A block of data
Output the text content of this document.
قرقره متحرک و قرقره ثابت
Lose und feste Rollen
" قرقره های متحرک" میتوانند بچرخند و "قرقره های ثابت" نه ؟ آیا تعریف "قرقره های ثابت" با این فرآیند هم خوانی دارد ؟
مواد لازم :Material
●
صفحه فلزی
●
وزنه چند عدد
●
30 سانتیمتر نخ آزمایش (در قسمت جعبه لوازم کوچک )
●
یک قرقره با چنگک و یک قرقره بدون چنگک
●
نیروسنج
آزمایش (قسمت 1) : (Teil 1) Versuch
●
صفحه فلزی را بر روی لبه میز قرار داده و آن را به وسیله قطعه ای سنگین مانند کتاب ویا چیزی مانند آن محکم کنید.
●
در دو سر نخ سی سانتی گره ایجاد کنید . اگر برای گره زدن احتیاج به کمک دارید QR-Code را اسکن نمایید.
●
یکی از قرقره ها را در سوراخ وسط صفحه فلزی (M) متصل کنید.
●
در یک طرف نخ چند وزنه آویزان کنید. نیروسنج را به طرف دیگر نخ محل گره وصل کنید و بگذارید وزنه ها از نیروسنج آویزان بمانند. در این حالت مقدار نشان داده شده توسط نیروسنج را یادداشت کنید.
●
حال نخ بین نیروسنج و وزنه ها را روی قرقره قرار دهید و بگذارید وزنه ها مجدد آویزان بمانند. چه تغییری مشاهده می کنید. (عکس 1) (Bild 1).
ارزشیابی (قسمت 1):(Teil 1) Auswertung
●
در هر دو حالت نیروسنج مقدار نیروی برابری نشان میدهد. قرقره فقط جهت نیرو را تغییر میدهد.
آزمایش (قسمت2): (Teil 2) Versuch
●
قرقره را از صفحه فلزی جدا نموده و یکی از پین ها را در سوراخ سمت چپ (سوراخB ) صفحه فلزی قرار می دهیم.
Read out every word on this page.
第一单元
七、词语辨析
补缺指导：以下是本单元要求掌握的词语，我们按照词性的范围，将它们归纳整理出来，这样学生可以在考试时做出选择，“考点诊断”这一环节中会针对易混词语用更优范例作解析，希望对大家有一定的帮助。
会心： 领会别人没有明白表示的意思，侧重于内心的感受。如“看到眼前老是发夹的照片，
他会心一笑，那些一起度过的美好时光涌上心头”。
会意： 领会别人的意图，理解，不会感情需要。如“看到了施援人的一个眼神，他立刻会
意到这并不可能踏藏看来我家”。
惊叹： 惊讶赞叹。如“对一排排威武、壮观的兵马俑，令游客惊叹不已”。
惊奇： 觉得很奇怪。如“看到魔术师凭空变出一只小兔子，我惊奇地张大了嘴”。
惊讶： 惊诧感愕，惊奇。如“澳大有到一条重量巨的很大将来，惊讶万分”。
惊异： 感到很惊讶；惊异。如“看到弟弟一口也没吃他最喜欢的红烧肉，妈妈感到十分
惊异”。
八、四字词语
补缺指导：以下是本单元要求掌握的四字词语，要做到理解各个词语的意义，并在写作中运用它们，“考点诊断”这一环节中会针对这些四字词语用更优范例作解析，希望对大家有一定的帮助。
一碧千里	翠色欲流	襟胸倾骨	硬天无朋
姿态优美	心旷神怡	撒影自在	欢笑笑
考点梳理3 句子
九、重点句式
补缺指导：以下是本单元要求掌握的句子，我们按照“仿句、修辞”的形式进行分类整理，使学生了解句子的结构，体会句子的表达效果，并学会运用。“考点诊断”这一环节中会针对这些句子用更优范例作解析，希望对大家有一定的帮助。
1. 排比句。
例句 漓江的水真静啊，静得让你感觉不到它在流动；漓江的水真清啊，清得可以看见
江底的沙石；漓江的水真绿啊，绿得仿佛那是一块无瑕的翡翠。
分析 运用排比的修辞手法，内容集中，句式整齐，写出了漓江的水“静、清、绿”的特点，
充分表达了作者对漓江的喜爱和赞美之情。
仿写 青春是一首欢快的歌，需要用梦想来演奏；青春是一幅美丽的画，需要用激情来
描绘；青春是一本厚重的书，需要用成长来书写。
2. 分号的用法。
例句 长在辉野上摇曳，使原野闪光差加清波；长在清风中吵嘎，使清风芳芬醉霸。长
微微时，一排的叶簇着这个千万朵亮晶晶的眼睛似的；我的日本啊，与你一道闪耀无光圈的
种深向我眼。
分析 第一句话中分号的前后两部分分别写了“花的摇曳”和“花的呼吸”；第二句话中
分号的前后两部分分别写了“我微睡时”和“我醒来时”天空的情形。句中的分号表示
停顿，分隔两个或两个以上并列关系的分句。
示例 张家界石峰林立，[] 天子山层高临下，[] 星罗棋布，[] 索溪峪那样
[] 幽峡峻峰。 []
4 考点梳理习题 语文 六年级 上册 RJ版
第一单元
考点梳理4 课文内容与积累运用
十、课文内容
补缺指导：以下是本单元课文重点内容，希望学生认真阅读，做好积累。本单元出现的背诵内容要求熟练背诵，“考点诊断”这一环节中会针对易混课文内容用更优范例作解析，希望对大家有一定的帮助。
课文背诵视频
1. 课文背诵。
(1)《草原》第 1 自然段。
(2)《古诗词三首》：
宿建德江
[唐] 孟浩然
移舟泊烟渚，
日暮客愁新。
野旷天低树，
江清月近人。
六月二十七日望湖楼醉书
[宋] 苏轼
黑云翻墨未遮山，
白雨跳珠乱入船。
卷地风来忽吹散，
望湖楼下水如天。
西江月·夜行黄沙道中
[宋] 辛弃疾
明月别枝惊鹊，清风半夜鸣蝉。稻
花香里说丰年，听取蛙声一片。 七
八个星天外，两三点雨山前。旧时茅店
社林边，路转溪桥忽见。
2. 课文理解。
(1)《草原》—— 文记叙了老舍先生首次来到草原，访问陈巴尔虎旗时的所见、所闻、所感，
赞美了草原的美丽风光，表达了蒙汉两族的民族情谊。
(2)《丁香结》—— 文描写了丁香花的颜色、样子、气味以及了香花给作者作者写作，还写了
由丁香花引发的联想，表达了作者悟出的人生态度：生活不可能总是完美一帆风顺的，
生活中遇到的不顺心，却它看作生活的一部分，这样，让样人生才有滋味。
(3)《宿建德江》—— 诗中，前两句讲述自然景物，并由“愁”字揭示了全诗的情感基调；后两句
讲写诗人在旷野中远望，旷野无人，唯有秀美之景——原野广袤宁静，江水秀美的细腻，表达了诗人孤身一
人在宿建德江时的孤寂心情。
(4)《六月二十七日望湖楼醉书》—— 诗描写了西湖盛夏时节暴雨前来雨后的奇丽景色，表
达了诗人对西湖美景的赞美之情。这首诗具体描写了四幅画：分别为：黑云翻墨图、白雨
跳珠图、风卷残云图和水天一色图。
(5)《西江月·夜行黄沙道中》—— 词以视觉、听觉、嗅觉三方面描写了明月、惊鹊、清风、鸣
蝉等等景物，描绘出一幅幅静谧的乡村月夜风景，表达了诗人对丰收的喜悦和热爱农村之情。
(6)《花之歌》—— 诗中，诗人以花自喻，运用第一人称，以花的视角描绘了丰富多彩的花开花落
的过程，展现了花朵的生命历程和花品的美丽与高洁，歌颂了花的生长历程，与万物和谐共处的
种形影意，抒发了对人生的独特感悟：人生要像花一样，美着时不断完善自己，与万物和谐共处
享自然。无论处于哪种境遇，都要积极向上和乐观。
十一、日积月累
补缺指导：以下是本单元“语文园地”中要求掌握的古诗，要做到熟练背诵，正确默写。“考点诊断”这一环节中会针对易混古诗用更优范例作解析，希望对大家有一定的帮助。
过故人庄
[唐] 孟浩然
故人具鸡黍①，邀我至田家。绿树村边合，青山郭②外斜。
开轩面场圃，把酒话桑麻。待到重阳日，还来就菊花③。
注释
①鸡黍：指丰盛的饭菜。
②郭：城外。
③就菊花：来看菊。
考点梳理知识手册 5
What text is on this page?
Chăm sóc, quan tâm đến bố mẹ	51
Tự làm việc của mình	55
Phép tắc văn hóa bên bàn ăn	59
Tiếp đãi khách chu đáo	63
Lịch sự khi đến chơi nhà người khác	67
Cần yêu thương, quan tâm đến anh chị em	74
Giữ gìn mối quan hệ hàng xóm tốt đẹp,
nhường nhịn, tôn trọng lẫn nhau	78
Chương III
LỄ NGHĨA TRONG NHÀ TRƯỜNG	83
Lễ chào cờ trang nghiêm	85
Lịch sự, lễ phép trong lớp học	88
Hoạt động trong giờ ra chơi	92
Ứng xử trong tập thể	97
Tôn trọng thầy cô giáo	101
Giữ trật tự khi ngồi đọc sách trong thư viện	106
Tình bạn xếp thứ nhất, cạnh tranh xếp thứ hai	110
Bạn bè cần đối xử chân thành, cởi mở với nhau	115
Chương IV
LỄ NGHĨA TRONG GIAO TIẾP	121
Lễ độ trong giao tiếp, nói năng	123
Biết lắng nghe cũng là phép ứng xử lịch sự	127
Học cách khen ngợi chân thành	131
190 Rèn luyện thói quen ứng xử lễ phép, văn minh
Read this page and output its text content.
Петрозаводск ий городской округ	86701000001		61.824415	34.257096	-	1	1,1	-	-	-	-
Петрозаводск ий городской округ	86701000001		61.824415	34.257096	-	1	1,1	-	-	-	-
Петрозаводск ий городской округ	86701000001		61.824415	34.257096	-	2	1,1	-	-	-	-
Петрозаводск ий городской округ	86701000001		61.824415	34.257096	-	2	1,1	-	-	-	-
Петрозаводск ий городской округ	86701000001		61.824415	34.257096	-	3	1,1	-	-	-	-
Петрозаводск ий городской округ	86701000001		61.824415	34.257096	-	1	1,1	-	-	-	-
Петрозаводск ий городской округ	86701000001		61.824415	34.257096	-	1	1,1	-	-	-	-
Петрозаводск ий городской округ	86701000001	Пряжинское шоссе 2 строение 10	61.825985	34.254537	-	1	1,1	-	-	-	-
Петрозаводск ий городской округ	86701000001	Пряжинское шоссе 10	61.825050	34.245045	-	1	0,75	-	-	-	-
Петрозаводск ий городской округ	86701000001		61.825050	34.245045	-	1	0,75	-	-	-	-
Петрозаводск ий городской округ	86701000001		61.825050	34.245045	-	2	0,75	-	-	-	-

Request »
Write out, word for word, the line containing "What text is on this page?" and every line after it to the end of the data above.

The response »
What text is on this page?
Chăm sóc, quan tâm đến bố mẹ	51
Tự làm việc của mình	55
Phép tắc văn hóa bên bàn ăn	59
Tiếp đãi khách chu đáo	63
Lịch sự khi đến chơi nhà người khác	67
Cần yêu thương, quan tâm đến anh chị em	74
Giữ gìn mối quan hệ hàng xóm tốt đẹp,
nhường nhịn, tôn trọng lẫn nhau	78
Chương III
LỄ NGHĨA TRONG NHÀ TRƯỜNG	83
Lễ chào cờ trang nghiêm	85
Lịch sự, lễ phép trong lớp học	88
Hoạt động trong giờ ra chơi	92
Ứng xử trong tập thể	97
Tôn trọng thầy cô giáo	101
Giữ trật tự khi ngồi đọc sách trong thư viện	106
Tình bạn xếp thứ nhất, cạnh tranh xếp thứ hai	110
Bạn bè cần đối xử chân thành, cởi mở với nhau	115
Chương IV
LỄ NGHĨA TRONG GIAO TIẾP	121
Lễ độ trong giao tiếp, nói năng	123
Biết lắng nghe cũng là phép ứng xử lịch sự	127
Học cách khen ngợi chân thành	131
190 Rèn luyện thói quen ứng xử lễ phép, văn minh
Read this page and output its text content.
Петрозаводск ий городской округ	86701000001		61.824415	34.257096	-	1	1,1	-	-	-	-
Петрозаводск ий городской округ	86701000001		61.824415	34.257096	-	1	1,1	-	-	-	-
Петрозаводск ий городской округ	86701000001		61.824415	34.257096	-	2	1,1	-	-	-	-
Петрозаводск ий городской округ	86701000001		61.824415	34.257096	-	2	1,1	-	-	-	-
Петрозаводск ий городской округ	86701000001		61.824415	34.257096	-	3	1,1	-	-	-	-
Петрозаводск ий городской округ	86701000001		61.824415	34.257096	-	1	1,1	-	-	-	-
Петрозаводск ий городской округ	86701000001		61.824415	34.257096	-	1	1,1	-	-	-	-
Петрозаводск ий городской округ	86701000001	Пряжинское шоссе 2 строение 10	61.825985	34.254537	-	1	1,1	-	-	-	-
Петрозаводск ий городской округ	86701000001	Пряжинское шоссе 10	61.825050	34.245045	-	1	0,75	-	-	-	-
Петрозаводск ий городской округ	86701000001		61.825050	34.245045	-	1	0,75	-	-	-	-
Петрозаводск ий городской округ	86701000001		61.825050	34.245045	-	2	0,75	-	-	-	-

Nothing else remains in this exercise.